* Stored entries:
^^^^^^^^^^^^^^^^
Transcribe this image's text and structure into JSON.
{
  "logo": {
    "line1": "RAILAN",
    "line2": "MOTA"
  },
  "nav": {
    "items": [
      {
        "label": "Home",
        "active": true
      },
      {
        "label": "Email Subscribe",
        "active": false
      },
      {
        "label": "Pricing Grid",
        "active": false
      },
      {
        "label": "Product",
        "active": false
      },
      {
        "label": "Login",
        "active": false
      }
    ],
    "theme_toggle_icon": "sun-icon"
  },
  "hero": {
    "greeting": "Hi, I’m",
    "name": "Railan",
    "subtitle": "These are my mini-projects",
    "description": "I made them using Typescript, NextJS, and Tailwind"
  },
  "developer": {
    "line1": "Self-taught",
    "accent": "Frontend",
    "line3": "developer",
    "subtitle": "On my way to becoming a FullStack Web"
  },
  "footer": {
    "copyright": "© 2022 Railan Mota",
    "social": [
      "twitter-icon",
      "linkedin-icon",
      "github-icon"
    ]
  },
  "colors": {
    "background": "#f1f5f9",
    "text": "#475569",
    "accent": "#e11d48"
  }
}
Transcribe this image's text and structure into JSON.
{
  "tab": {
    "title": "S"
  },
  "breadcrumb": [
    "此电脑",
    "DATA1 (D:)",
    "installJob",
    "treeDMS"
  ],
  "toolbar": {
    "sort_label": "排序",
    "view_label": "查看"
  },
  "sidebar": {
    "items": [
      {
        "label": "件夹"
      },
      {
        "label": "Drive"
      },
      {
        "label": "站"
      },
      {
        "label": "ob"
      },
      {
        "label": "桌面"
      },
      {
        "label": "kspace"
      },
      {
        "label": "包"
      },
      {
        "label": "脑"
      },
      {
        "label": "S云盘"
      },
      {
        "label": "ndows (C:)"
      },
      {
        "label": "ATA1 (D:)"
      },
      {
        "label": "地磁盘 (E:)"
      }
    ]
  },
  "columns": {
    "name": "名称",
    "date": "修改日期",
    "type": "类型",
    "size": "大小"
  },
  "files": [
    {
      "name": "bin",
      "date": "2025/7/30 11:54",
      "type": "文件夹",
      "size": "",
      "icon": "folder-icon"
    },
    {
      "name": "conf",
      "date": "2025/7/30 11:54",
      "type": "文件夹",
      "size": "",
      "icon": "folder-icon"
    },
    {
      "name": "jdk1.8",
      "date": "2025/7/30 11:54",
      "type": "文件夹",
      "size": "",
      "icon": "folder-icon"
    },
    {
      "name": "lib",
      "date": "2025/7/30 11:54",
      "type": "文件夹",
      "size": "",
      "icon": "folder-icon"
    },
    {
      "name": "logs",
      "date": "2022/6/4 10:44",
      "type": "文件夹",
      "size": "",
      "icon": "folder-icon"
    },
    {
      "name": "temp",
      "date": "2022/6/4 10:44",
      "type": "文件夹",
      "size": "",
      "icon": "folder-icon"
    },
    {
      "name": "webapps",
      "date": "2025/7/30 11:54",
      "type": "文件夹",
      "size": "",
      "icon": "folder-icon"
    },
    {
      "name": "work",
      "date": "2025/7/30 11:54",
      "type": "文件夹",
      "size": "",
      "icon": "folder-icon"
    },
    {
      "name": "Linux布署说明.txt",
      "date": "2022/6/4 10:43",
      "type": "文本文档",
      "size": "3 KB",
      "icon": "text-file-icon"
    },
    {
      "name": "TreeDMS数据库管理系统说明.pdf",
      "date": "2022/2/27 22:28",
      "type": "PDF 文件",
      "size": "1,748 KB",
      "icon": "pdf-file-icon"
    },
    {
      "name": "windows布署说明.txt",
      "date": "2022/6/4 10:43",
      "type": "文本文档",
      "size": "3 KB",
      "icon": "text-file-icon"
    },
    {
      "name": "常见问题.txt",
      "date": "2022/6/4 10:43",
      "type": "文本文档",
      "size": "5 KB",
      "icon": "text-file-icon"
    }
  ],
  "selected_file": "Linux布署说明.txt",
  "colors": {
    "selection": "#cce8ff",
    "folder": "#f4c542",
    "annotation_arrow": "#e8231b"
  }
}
^^^^^^^^^^^^^^^^
* DESCRIPTION OF THE TASK: Give back all the records exactly as they stand.

* FINISHED TASK:
Transcribe this image's text and structure into JSON.
{
  "logo": {
    "line1": "RAILAN",
    "line2": "MOTA"
  },
  "nav": {
    "items": [
      {
        "label": "Home",
        "active": true
      },
      {
        "label": "Email Subscribe",
        "active": false
      },
      {
        "label": "Pricing Grid",
        "active": false
      },
      {
        "label": "Product",
        "active": false
      },
      {
        "label": "Login",
        "active": false
      }
    ],
    "theme_toggle_icon": "sun-icon"
  },
  "hero": {
    "greeting": "Hi, I’m",
    "name": "Railan",
    "subtitle": "These are my mini-projects",
    "description": "I made them using Typescript, NextJS, and Tailwind"
  },
  "developer": {
    "line1": "Self-taught",
    "accent": "Frontend",
    "line3": "developer",
    "subtitle": "On my way to becoming a FullStack Web"
  },
  "footer": {
    "copyright": "© 2022 Railan Mota",
    "social": [
      "twitter-icon",
      "linkedin-icon",
      "github-icon"
    ]
  },
  "colors": {
    "background": "#f1f5f9",
    "text": "#475569",
    "accent": "#e11d48"
  }
}
Transcribe this image's text and structure into JSON.
{
  "tab": {
    "title": "S"
  },
  "breadcrumb": [
    "此电脑",
    "DATA1 (D:)",
    "installJob",
    "treeDMS"
  ],
  "toolbar": {
    "sort_label": "排序",
    "view_label": "查看"
  },
  "sidebar": {
    "items": [
      {
        "label": "件夹"
      },
      {
        "label": "Drive"
      },
      {
        "label": "站"
      },
      {
        "label": "ob"
      },
      {
        "label": "桌面"
      },
      {
        "label": "kspace"
      },
      {
        "label": "包"
      },
      {
        "label": "脑"
      },
      {
        "label": "S云盘"
      },
      {
        "label": "ndows (C:)"
      },
      {
        "label": "ATA1 (D:)"
      },
      {
        "label": "地磁盘 (E:)"
      }
    ]
  },
  "columns": {
    "name": "名称",
    "date": "修改日期",
    "type": "类型",
    "size": "大小"
  },
  "files": [
    {
      "name": "bin",
      "date": "2025/7/30 11:54",
      "type": "文件夹",
      "size": "",
      "icon": "folder-icon"
    },
    {
      "name": "conf",
      "date": "2025/7/30 11:54",
      "type": "文件夹",
      "size": "",
      "icon": "folder-icon"
    },
    {
      "name": "jdk1.8",
      "date": "2025/7/30 11:54",
      "type": "文件夹",
      "size": "",
      "icon": "folder-icon"
    },
    {
      "name": "lib",
      "date": "2025/7/30 11:54",
      "type": "文件夹",
      "size": "",
      "icon": "folder-icon"
    },
    {
      "name": "logs",
      "date": "2022/6/4 10:44",
      "type": "文件夹",
      "size": "",
      "icon": "folder-icon"
    },
    {
      "name": "temp",
      "date": "2022/6/4 10:44",
      "type": "文件夹",
      "size": "",
      "icon": "folder-icon"
    },
    {
      "name": "webapps",
      "date": "2025/7/30 11:54",
      "type": "文件夹",
      "size": "",
      "icon": "folder-icon"
    },
    {
      "name": "work",
      "date": "2025/7/30 11:54",
      "type": "文件夹",
      "size": "",
      "icon": "folder-icon"
    },
    {
      "name": "Linux布署说明.txt",
      "date": "2022/6/4 10:43",
      "type": "文本文档",
      "size": "3 KB",
      "icon": "text-file-icon"
    },
    {
      "name": "TreeDMS数据库管理系统说明.pdf",
      "date": "2022/2/27 22:28",
      "type": "PDF 文件",
      "size": "1,748 KB",
      "icon": "pdf-file-icon"
    },
    {
      "name": "windows布署说明.txt",
      "date": "2022/6/4 10:43",
      "type": "文本文档",
      "size": "3 KB",
      "icon": "text-file-icon"
    },
    {
      "name": "常见问题.txt",
      "date": "2022/6/4 10:43",
      "type": "文本文档",
      "size": "5 KB",
      "icon": "text-file-icon"
    }
  ],
  "selected_file": "Linux布署说明.txt",
  "colors": {
    "selection": "#cce8ff",
    "folder": "#f4c542",
    "annotation_arrow": "#e8231b"
  }
}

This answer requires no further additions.